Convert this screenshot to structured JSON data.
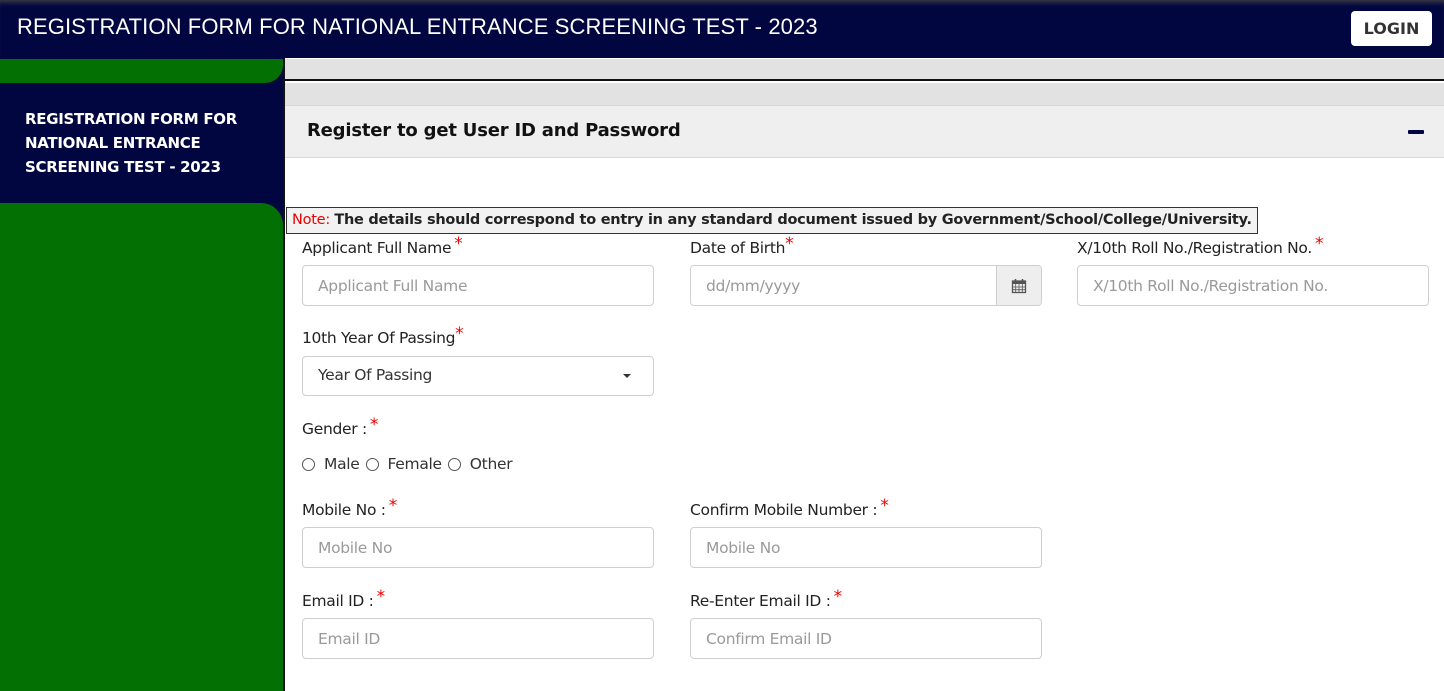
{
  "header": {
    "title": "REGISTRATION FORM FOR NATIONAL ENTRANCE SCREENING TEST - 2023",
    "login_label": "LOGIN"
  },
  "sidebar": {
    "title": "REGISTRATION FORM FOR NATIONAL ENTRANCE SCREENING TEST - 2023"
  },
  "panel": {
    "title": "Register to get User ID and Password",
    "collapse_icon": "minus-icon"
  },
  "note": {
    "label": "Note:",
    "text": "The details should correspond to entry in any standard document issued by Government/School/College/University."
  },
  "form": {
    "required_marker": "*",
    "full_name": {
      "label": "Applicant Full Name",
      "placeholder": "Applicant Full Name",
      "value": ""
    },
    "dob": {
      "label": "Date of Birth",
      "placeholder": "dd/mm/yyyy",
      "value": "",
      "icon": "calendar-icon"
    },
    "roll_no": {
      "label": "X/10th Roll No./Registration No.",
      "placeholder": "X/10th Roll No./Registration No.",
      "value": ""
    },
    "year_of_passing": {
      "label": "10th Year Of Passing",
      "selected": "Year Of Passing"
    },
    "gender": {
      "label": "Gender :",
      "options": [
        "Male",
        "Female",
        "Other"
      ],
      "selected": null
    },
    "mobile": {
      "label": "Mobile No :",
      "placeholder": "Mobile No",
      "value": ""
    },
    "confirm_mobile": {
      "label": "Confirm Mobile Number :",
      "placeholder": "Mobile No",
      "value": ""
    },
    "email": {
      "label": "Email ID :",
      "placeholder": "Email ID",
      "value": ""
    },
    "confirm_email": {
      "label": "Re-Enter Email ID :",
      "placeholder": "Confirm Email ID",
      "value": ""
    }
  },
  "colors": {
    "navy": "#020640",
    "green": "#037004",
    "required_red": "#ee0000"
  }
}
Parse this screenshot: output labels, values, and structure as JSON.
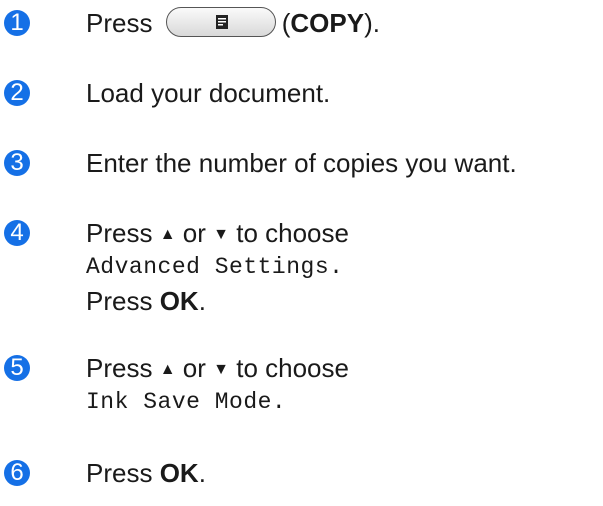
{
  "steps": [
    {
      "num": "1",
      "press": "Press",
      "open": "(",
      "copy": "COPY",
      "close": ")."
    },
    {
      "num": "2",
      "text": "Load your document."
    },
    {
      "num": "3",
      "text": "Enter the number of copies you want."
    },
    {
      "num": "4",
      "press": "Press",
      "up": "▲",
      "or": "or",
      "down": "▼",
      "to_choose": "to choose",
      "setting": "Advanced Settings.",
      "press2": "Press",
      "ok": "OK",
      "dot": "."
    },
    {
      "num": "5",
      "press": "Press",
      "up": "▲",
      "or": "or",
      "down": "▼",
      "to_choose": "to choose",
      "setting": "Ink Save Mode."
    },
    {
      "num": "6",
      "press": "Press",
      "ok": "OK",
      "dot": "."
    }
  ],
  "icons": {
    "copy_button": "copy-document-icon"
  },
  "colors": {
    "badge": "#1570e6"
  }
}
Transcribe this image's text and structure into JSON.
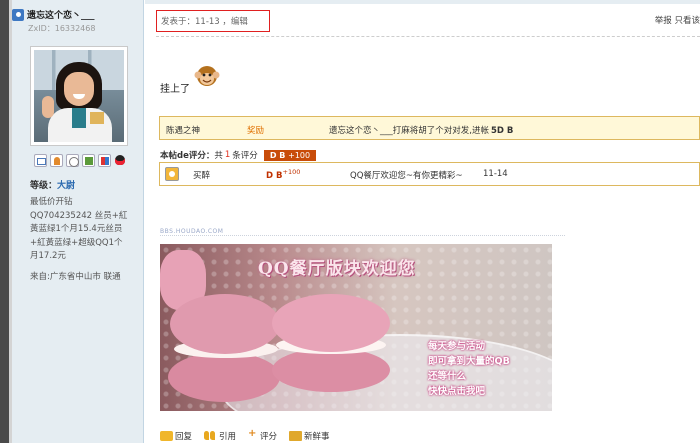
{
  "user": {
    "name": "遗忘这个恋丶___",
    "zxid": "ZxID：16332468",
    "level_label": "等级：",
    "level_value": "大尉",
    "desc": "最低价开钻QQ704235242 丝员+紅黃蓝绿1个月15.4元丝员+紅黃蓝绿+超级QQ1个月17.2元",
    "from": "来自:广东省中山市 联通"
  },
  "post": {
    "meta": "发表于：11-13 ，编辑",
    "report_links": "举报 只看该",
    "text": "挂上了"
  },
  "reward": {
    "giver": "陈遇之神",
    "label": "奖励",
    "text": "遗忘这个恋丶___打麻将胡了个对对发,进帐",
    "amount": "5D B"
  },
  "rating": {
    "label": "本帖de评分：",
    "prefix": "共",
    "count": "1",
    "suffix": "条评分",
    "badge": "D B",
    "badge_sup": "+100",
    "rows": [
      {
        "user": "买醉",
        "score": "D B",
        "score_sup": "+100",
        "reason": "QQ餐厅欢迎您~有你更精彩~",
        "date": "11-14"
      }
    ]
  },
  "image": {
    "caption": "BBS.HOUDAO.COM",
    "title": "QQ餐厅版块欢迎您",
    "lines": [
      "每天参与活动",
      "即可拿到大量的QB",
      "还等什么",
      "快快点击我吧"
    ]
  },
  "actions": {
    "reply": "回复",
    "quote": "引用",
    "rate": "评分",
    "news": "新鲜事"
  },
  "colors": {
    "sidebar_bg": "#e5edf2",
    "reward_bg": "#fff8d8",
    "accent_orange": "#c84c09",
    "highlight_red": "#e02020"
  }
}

#####

§ The exercise:
Each line above that includes "title" should be shown.

§ Task answer:
    "title": "REGISTRATION FORM FOR NATIONAL ENTRANCE SCREENING TEST - 2023",
    "title": "REGISTRATION FORM FOR NATIONAL ENTRANCE SCREENING TEST - 2023"
    "title": "Register to get User ID and Password",
    "title": "QQ餐厅版块欢迎您",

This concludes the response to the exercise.